DIRECTIONS.
Copy each line of the material below that includes the string "Республики".
BEGIN DATA ENTRIES
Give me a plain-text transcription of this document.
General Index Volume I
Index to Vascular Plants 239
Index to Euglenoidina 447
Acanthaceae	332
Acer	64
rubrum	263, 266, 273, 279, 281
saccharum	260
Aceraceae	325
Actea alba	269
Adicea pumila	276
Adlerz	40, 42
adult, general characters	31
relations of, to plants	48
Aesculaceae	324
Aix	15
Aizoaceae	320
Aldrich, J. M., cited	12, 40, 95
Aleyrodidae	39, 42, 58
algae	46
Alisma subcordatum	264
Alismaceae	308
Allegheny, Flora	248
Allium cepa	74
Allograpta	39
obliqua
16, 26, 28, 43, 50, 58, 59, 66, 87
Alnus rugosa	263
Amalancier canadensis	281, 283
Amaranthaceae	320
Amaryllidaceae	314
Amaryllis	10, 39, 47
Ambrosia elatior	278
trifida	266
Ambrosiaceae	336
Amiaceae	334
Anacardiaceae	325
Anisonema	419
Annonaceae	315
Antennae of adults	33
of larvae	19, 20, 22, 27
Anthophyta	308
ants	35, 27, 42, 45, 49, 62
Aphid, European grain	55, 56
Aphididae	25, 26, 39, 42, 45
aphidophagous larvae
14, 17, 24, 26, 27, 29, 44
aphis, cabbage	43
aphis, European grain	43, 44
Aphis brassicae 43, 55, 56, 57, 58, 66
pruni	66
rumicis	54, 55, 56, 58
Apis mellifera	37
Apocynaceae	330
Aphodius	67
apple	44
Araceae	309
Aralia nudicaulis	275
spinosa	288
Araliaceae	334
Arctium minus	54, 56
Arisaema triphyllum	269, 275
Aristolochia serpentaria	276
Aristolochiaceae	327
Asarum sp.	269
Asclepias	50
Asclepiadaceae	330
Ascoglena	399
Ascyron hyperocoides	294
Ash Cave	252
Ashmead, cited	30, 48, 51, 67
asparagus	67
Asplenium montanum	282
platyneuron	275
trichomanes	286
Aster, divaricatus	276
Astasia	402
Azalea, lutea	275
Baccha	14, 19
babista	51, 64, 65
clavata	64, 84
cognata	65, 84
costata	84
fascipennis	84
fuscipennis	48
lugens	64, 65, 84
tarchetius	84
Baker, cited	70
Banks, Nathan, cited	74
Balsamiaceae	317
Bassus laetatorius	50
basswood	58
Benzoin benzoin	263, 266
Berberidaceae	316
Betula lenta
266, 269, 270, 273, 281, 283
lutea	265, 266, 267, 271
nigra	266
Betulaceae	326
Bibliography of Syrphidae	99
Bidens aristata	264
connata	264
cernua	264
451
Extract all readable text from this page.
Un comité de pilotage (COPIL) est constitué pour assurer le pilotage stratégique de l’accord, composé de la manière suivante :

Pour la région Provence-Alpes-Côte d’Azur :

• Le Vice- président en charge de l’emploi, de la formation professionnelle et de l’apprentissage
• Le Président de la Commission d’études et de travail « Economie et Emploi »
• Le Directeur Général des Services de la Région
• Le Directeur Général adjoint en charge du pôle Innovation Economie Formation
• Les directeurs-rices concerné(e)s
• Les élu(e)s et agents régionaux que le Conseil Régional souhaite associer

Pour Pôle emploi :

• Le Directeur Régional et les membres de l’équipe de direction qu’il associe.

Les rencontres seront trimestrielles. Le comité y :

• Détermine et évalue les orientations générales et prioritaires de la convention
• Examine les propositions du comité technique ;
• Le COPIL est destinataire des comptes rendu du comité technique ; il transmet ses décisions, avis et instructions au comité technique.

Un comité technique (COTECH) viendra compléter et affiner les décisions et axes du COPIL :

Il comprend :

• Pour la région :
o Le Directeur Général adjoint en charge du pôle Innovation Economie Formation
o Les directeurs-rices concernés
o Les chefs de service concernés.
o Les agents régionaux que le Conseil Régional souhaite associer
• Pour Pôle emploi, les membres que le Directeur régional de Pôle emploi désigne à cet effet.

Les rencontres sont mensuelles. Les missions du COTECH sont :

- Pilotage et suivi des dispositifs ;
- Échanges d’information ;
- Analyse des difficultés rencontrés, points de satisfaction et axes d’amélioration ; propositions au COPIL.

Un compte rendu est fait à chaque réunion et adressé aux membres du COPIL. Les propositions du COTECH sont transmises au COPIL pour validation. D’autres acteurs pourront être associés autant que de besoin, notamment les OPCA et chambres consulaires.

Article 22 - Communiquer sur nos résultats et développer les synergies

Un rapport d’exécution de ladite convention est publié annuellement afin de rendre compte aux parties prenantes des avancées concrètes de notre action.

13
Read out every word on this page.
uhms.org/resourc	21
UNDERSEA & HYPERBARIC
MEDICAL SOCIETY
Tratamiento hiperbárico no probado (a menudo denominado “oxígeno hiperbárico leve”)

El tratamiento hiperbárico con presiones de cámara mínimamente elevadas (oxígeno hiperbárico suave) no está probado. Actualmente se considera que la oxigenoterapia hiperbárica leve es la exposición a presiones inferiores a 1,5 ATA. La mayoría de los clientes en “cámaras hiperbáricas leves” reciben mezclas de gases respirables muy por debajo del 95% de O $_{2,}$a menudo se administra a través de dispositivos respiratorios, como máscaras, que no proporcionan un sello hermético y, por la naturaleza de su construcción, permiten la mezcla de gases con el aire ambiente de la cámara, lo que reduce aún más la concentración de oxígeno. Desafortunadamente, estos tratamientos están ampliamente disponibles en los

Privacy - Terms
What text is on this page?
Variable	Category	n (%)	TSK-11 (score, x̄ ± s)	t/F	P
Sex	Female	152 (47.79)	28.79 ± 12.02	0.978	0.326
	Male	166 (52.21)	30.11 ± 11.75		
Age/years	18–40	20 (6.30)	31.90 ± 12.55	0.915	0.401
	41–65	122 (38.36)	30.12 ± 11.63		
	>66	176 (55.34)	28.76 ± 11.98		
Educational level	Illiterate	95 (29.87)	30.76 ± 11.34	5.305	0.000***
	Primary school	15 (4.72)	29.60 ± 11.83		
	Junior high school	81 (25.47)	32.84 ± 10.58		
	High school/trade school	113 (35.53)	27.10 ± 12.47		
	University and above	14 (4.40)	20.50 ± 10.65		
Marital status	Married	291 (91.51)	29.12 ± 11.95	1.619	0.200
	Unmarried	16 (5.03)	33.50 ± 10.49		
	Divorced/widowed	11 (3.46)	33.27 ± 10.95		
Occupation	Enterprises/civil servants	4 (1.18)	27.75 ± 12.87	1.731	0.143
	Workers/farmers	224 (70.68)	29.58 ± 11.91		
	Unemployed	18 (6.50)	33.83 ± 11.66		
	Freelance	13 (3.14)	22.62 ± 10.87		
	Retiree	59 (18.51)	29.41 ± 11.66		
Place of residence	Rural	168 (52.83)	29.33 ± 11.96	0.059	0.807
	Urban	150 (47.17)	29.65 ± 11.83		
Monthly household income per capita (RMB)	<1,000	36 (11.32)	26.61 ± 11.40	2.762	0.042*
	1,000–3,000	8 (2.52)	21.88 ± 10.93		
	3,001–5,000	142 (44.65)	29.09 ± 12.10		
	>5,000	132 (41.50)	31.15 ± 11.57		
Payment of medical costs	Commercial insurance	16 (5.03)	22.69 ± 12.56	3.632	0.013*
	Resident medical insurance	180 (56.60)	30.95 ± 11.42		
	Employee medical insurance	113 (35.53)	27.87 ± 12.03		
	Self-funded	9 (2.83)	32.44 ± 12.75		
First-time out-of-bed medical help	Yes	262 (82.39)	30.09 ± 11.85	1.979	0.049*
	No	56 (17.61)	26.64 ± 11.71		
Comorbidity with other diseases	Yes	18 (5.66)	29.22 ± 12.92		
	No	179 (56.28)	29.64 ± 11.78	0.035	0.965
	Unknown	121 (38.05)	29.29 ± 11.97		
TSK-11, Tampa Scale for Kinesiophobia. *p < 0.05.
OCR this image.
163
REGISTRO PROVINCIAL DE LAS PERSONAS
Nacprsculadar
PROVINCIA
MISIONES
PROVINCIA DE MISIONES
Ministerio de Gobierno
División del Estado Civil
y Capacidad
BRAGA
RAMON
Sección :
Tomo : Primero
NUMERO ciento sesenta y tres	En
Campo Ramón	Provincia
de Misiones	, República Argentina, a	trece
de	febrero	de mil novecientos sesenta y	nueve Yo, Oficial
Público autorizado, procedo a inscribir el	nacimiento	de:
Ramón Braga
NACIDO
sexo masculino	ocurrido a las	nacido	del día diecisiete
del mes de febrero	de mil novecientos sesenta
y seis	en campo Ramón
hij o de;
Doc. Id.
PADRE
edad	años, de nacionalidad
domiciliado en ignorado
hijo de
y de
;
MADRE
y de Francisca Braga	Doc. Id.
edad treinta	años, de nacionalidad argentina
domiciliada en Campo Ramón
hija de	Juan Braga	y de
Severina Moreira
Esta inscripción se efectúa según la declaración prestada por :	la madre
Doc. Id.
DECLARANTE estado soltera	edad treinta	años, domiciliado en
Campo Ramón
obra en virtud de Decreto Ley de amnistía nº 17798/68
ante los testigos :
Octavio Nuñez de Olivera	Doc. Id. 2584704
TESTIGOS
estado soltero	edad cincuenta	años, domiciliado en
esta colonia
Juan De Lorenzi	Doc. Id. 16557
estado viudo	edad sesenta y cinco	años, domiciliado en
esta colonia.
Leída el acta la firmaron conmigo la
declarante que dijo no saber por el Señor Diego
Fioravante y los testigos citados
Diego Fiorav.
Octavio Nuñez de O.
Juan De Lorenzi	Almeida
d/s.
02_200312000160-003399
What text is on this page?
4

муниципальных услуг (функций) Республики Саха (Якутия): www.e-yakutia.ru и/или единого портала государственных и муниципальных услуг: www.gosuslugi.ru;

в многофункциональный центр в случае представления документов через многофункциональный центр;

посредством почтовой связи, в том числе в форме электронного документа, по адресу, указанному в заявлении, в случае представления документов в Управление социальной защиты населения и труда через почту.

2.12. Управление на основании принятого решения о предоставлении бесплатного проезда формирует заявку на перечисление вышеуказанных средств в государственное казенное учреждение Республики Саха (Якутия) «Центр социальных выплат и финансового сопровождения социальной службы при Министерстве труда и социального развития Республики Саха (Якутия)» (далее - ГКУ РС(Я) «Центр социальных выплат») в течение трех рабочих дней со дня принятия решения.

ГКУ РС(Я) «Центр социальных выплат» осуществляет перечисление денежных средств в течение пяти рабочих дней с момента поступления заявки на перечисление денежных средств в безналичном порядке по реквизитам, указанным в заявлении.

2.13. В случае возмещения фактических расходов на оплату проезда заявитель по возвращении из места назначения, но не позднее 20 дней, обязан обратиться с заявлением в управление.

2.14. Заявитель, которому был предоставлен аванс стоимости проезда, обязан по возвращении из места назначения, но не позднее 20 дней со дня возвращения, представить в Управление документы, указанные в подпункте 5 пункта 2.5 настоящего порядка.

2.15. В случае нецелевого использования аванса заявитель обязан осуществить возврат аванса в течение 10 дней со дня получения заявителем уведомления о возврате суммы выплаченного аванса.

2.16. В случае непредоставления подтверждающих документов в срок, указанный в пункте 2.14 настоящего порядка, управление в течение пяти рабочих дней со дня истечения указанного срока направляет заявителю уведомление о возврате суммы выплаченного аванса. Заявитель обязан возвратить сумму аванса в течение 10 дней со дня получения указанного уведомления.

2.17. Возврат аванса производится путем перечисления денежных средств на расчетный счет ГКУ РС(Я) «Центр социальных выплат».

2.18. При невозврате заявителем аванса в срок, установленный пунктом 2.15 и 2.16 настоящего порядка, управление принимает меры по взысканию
END DATA ENTRIES
RESPONSE TO THE EXERCISE.
муниципальных услуг (функций) Республики Саха (Якутия): www.e-yakutia.ru и/или единого портала государственных и муниципальных услуг: www.gosuslugi.ru;
2.12. Управление на основании принятого решения о предоставлении бесплатного проезда формирует заявку на перечисление вышеуказанных средств в государственное казенное учреждение Республики Саха (Якутия) «Центр социальных выплат и финансового сопровождения социальной службы при Министерстве труда и социального развития Республики Саха (Якутия)» (далее - ГКУ РС(Я) «Центр социальных выплат») в течение трех рабочих дней со дня принятия решения.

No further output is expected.